** START OF Task input **
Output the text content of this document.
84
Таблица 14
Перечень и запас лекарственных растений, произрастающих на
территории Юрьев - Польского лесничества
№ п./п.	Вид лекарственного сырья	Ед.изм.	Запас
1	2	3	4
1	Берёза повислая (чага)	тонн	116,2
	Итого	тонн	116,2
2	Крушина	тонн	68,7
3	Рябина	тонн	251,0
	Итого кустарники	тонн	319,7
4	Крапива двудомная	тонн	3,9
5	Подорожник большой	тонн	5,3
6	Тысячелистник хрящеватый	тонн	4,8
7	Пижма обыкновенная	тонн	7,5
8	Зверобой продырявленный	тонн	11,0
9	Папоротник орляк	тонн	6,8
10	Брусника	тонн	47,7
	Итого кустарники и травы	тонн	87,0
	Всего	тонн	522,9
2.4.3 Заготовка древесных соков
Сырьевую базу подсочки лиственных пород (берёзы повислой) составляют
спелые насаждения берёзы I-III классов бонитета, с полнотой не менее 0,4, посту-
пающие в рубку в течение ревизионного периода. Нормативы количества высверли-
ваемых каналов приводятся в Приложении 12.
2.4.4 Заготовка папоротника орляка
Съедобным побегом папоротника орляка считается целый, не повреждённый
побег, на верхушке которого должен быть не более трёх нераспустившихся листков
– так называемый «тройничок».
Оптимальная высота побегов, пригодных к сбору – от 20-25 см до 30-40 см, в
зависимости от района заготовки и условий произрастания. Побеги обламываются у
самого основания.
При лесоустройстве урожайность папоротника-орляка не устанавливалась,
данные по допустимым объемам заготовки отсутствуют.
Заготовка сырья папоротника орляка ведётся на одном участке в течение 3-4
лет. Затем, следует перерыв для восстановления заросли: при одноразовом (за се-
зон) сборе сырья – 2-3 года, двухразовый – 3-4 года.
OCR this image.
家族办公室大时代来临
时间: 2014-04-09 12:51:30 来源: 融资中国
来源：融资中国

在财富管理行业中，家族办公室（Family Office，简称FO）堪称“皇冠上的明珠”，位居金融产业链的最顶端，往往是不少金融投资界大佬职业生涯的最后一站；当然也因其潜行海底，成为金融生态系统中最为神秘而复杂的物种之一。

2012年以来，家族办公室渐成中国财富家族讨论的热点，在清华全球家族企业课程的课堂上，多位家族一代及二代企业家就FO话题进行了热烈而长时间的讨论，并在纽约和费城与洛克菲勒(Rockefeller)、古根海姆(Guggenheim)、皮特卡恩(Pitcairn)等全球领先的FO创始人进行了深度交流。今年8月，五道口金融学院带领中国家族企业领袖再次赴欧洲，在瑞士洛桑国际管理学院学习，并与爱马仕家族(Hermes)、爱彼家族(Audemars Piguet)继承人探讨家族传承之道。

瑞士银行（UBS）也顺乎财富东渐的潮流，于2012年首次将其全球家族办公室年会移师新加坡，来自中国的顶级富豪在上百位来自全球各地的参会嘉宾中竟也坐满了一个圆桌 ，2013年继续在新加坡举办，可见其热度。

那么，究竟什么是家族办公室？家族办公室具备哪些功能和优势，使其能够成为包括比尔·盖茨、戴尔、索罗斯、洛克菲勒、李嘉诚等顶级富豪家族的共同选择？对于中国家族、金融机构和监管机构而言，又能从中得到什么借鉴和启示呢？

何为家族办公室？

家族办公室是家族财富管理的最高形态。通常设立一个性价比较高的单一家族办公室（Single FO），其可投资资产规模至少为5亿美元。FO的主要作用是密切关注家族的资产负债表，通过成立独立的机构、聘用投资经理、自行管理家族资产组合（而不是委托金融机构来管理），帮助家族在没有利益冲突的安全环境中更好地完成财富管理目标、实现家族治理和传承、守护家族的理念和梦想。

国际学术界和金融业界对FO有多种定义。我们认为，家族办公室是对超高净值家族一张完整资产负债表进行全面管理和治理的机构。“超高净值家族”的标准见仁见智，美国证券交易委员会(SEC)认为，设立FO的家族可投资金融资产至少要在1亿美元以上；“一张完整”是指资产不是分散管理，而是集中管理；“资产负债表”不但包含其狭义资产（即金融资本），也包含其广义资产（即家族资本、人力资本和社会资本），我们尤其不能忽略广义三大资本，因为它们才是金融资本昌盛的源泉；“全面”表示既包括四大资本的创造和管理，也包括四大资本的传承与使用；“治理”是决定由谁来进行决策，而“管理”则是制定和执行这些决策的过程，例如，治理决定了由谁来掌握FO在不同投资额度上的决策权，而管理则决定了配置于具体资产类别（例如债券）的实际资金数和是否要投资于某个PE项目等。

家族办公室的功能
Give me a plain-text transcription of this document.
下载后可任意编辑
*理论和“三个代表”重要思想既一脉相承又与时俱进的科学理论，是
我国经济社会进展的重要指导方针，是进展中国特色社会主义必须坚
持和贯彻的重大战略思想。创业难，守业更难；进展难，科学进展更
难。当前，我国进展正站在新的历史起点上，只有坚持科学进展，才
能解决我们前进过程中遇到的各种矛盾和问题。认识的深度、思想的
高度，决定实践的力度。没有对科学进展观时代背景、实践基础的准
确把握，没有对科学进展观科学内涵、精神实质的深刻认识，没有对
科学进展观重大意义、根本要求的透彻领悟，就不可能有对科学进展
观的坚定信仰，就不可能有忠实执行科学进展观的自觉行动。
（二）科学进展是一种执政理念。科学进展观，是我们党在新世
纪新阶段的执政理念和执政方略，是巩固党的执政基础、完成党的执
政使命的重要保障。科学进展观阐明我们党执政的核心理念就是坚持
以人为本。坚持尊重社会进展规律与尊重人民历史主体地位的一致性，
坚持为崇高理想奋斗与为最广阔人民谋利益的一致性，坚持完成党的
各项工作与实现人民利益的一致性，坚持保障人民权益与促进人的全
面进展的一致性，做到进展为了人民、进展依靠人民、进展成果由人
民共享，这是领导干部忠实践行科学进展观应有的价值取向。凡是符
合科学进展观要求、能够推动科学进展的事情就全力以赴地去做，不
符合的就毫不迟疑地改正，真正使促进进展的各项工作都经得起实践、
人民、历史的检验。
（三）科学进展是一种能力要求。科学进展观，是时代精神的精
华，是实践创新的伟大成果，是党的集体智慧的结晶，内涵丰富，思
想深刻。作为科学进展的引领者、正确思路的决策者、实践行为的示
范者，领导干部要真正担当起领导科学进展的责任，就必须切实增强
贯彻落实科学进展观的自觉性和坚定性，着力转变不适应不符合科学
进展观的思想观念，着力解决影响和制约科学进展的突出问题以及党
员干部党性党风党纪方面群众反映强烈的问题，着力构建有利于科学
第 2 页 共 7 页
** END OF Task input **
Give all the records again. Match them exactly.

Output the text content of this document.
84
Таблица 14
Перечень и запас лекарственных растений, произрастающих на
территории Юрьев - Польского лесничества
№ п./п.	Вид лекарственного сырья	Ед.изм.	Запас
1	2	3	4
1	Берёза повислая (чага)	тонн	116,2
	Итого	тонн	116,2
2	Крушина	тонн	68,7
3	Рябина	тонн	251,0
	Итого кустарники	тонн	319,7
4	Крапива двудомная	тонн	3,9
5	Подорожник большой	тонн	5,3
6	Тысячелистник хрящеватый	тонн	4,8
7	Пижма обыкновенная	тонн	7,5
8	Зверобой продырявленный	тонн	11,0
9	Папоротник орляк	тонн	6,8
10	Брусника	тонн	47,7
	Итого кустарники и травы	тонн	87,0
	Всего	тонн	522,9
2.4.3 Заготовка древесных соков
Сырьевую базу подсочки лиственных пород (берёзы повислой) составляют
спелые насаждения берёзы I-III классов бонитета, с полнотой не менее 0,4, посту-
пающие в рубку в течение ревизионного периода. Нормативы количества высверли-
ваемых каналов приводятся в Приложении 12.
2.4.4 Заготовка папоротника орляка
Съедобным побегом папоротника орляка считается целый, не повреждённый
побег, на верхушке которого должен быть не более трёх нераспустившихся листков
– так называемый «тройничок».
Оптимальная высота побегов, пригодных к сбору – от 20-25 см до 30-40 см, в
зависимости от района заготовки и условий произрастания. Побеги обламываются у
самого основания.
При лесоустройстве урожайность папоротника-орляка не устанавливалась,
данные по допустимым объемам заготовки отсутствуют.
Заготовка сырья папоротника орляка ведётся на одном участке в течение 3-4
лет. Затем, следует перерыв для восстановления заросли: при одноразовом (за се-
зон) сборе сырья – 2-3 года, двухразовый – 3-4 года.
OCR this image.
家族办公室大时代来临
时间: 2014-04-09 12:51:30 来源: 融资中国
来源：融资中国

在财富管理行业中，家族办公室（Family Office，简称FO）堪称“皇冠上的明珠”，位居金融产业链的最顶端，往往是不少金融投资界大佬职业生涯的最后一站；当然也因其潜行海底，成为金融生态系统中最为神秘而复杂的物种之一。

2012年以来，家族办公室渐成中国财富家族讨论的热点，在清华全球家族企业课程的课堂上，多位家族一代及二代企业家就FO话题进行了热烈而长时间的讨论，并在纽约和费城与洛克菲勒(Rockefeller)、古根海姆(Guggenheim)、皮特卡恩(Pitcairn)等全球领先的FO创始人进行了深度交流。今年8月，五道口金融学院带领中国家族企业领袖再次赴欧洲，在瑞士洛桑国际管理学院学习，并与爱马仕家族(Hermes)、爱彼家族(Audemars Piguet)继承人探讨家族传承之道。

瑞士银行（UBS）也顺乎财富东渐的潮流，于2012年首次将其全球家族办公室年会移师新加坡，来自中国的顶级富豪在上百位来自全球各地的参会嘉宾中竟也坐满了一个圆桌 ，2013年继续在新加坡举办，可见其热度。

那么，究竟什么是家族办公室？家族办公室具备哪些功能和优势，使其能够成为包括比尔·盖茨、戴尔、索罗斯、洛克菲勒、李嘉诚等顶级富豪家族的共同选择？对于中国家族、金融机构和监管机构而言，又能从中得到什么借鉴和启示呢？

何为家族办公室？

家族办公室是家族财富管理的最高形态。通常设立一个性价比较高的单一家族办公室（Single FO），其可投资资产规模至少为5亿美元。FO的主要作用是密切关注家族的资产负债表，通过成立独立的机构、聘用投资经理、自行管理家族资产组合（而不是委托金融机构来管理），帮助家族在没有利益冲突的安全环境中更好地完成财富管理目标、实现家族治理和传承、守护家族的理念和梦想。

国际学术界和金融业界对FO有多种定义。我们认为，家族办公室是对超高净值家族一张完整资产负债表进行全面管理和治理的机构。“超高净值家族”的标准见仁见智，美国证券交易委员会(SEC)认为，设立FO的家族可投资金融资产至少要在1亿美元以上；“一张完整”是指资产不是分散管理，而是集中管理；“资产负债表”不但包含其狭义资产（即金融资本），也包含其广义资产（即家族资本、人力资本和社会资本），我们尤其不能忽略广义三大资本，因为它们才是金融资本昌盛的源泉；“全面”表示既包括四大资本的创造和管理，也包括四大资本的传承与使用；“治理”是决定由谁来进行决策，而“管理”则是制定和执行这些决策的过程，例如，治理决定了由谁来掌握FO在不同投资额度上的决策权，而管理则决定了配置于具体资产类别（例如债券）的实际资金数和是否要投资于某个PE项目等。

家族办公室的功能
Give me a plain-text transcription of this document.
下载后可任意编辑
*理论和“三个代表”重要思想既一脉相承又与时俱进的科学理论，是
我国经济社会进展的重要指导方针，是进展中国特色社会主义必须坚
持和贯彻的重大战略思想。创业难，守业更难；进展难，科学进展更
难。当前，我国进展正站在新的历史起点上，只有坚持科学进展，才
能解决我们前进过程中遇到的各种矛盾和问题。认识的深度、思想的
高度，决定实践的力度。没有对科学进展观时代背景、实践基础的准
确把握，没有对科学进展观科学内涵、精神实质的深刻认识，没有对
科学进展观重大意义、根本要求的透彻领悟，就不可能有对科学进展
观的坚定信仰，就不可能有忠实执行科学进展观的自觉行动。
（二）科学进展是一种执政理念。科学进展观，是我们党在新世
纪新阶段的执政理念和执政方略，是巩固党的执政基础、完成党的执
政使命的重要保障。科学进展观阐明我们党执政的核心理念就是坚持
以人为本。坚持尊重社会进展规律与尊重人民历史主体地位的一致性，
坚持为崇高理想奋斗与为最广阔人民谋利益的一致性，坚持完成党的
各项工作与实现人民利益的一致性，坚持保障人民权益与促进人的全
面进展的一致性，做到进展为了人民、进展依靠人民、进展成果由人
民共享，这是领导干部忠实践行科学进展观应有的价值取向。凡是符
合科学进展观要求、能够推动科学进展的事情就全力以赴地去做，不
符合的就毫不迟疑地改正，真正使促进进展的各项工作都经得起实践、
人民、历史的检验。
（三）科学进展是一种能力要求。科学进展观，是时代精神的精
华，是实践创新的伟大成果，是党的集体智慧的结晶，内涵丰富，思
想深刻。作为科学进展的引领者、正确思路的决策者、实践行为的示
范者，领导干部要真正担当起领导科学进展的责任，就必须切实增强
贯彻落实科学进展观的自觉性和坚定性，着力转变不适应不符合科学
进展观的思想观念，着力解决影响和制约科学进展的突出问题以及党
员干部党性党风党纪方面群众反映强烈的问题，着力构建有利于科学
第 2 页 共 7 页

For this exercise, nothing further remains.